▸ **What to produce**
All of the records below should be output exactly.

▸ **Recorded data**
⁂
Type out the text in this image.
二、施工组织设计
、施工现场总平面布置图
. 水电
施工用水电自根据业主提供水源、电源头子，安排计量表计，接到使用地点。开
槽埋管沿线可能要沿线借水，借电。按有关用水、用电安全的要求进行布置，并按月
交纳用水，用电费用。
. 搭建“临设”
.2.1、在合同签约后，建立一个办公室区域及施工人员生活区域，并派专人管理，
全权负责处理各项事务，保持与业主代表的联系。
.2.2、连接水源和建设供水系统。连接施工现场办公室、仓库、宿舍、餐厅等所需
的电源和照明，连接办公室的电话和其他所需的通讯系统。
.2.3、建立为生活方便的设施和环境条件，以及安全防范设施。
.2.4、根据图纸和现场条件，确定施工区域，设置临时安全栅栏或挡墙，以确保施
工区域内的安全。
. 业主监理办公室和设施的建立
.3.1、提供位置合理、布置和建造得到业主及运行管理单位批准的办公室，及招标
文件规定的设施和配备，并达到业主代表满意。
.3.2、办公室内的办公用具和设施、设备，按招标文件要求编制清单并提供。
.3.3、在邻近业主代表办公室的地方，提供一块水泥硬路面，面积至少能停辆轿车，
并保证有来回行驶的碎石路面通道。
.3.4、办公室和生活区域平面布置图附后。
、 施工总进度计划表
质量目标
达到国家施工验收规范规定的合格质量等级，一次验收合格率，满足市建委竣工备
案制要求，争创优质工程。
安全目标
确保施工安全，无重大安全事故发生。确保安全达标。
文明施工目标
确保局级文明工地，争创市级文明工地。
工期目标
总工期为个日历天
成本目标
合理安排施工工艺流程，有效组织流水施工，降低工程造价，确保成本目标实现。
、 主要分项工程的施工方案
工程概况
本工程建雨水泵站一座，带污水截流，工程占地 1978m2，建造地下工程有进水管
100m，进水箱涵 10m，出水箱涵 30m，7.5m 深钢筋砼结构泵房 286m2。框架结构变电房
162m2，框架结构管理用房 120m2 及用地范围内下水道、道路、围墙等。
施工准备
⁂
▸ **The answer**
Type out the text in this image.
二、施工组织设计
、施工现场总平面布置图
. 水电
施工用水电自根据业主提供水源、电源头子，安排计量表计，接到使用地点。开
槽埋管沿线可能要沿线借水，借电。按有关用水、用电安全的要求进行布置，并按月
交纳用水，用电费用。
. 搭建“临设”
.2.1、在合同签约后，建立一个办公室区域及施工人员生活区域，并派专人管理，
全权负责处理各项事务，保持与业主代表的联系。
.2.2、连接水源和建设供水系统。连接施工现场办公室、仓库、宿舍、餐厅等所需
的电源和照明，连接办公室的电话和其他所需的通讯系统。
.2.3、建立为生活方便的设施和环境条件，以及安全防范设施。
.2.4、根据图纸和现场条件，确定施工区域，设置临时安全栅栏或挡墙，以确保施
工区域内的安全。
. 业主监理办公室和设施的建立
.3.1、提供位置合理、布置和建造得到业主及运行管理单位批准的办公室，及招标
文件规定的设施和配备，并达到业主代表满意。
.3.2、办公室内的办公用具和设施、设备，按招标文件要求编制清单并提供。
.3.3、在邻近业主代表办公室的地方，提供一块水泥硬路面，面积至少能停辆轿车，
并保证有来回行驶的碎石路面通道。
.3.4、办公室和生活区域平面布置图附后。
、 施工总进度计划表
质量目标
达到国家施工验收规范规定的合格质量等级，一次验收合格率，满足市建委竣工备
案制要求，争创优质工程。
安全目标
确保施工安全，无重大安全事故发生。确保安全达标。
文明施工目标
确保局级文明工地，争创市级文明工地。
工期目标
总工期为个日历天
成本目标
合理安排施工工艺流程，有效组织流水施工，降低工程造价，确保成本目标实现。
、 主要分项工程的施工方案
工程概况
本工程建雨水泵站一座，带污水截流，工程占地 1978m2，建造地下工程有进水管
100m，进水箱涵 10m，出水箱涵 30m，7.5m 深钢筋砼结构泵房 286m2。框架结构变电房
162m2，框架结构管理用房 120m2 及用地范围内下水道、道路、围墙等。
施工准备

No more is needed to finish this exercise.